EXERCISE BRIEF: Check every line for the word "name" and give the number of lines where it occurs, nothing else.

RECORDS SHOWN:
####

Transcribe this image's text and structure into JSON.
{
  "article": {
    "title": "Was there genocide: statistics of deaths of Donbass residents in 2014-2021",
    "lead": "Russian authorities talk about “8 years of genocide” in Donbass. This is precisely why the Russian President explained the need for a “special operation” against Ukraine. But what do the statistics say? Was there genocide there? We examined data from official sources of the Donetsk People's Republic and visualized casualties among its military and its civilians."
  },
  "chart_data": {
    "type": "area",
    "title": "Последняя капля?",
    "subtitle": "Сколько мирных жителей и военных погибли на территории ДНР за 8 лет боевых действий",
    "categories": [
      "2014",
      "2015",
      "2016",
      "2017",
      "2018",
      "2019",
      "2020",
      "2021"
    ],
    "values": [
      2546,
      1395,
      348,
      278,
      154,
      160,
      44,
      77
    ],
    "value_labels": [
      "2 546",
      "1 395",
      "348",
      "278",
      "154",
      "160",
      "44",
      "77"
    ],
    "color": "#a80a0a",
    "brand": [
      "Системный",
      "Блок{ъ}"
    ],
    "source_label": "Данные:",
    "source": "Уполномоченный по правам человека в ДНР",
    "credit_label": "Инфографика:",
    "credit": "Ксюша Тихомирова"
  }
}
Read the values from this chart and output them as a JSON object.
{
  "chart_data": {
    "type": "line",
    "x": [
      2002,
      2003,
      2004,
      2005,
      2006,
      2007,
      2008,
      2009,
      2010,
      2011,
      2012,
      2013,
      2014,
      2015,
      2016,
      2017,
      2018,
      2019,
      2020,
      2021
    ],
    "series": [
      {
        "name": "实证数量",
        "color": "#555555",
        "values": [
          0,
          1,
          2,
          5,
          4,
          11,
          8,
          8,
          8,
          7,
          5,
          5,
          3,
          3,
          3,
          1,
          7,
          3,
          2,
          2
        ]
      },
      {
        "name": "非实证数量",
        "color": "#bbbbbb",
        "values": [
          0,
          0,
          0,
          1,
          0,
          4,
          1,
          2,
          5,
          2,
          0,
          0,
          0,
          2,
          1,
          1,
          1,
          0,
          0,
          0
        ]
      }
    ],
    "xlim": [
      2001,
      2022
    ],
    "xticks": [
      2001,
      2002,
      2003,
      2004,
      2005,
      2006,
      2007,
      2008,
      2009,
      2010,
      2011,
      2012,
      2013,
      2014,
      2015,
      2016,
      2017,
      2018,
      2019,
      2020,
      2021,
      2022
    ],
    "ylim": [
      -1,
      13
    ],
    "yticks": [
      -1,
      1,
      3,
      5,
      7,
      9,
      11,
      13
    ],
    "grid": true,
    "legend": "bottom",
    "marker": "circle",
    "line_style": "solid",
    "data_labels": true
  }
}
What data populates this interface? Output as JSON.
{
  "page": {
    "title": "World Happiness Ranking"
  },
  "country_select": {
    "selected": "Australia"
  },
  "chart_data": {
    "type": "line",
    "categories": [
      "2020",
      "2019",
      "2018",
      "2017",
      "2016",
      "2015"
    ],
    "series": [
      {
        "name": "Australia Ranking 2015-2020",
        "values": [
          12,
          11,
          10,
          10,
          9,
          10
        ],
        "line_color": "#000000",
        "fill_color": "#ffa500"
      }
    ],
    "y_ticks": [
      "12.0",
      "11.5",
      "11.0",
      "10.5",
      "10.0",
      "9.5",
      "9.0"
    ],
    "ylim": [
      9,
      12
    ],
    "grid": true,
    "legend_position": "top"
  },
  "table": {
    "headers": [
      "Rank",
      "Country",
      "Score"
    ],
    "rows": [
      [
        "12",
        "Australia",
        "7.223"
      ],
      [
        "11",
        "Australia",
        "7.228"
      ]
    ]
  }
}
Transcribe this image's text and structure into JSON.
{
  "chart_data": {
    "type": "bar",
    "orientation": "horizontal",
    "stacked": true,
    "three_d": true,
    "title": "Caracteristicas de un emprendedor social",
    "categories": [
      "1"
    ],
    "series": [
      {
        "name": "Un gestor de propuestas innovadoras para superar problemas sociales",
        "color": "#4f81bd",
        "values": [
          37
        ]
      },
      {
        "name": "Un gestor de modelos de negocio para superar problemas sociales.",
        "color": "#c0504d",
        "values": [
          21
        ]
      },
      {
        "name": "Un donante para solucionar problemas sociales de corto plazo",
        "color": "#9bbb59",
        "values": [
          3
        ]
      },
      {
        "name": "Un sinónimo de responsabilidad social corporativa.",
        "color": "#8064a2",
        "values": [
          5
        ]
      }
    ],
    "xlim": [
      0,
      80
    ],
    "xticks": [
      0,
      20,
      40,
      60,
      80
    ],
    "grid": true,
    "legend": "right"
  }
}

####

OUTPUT: 7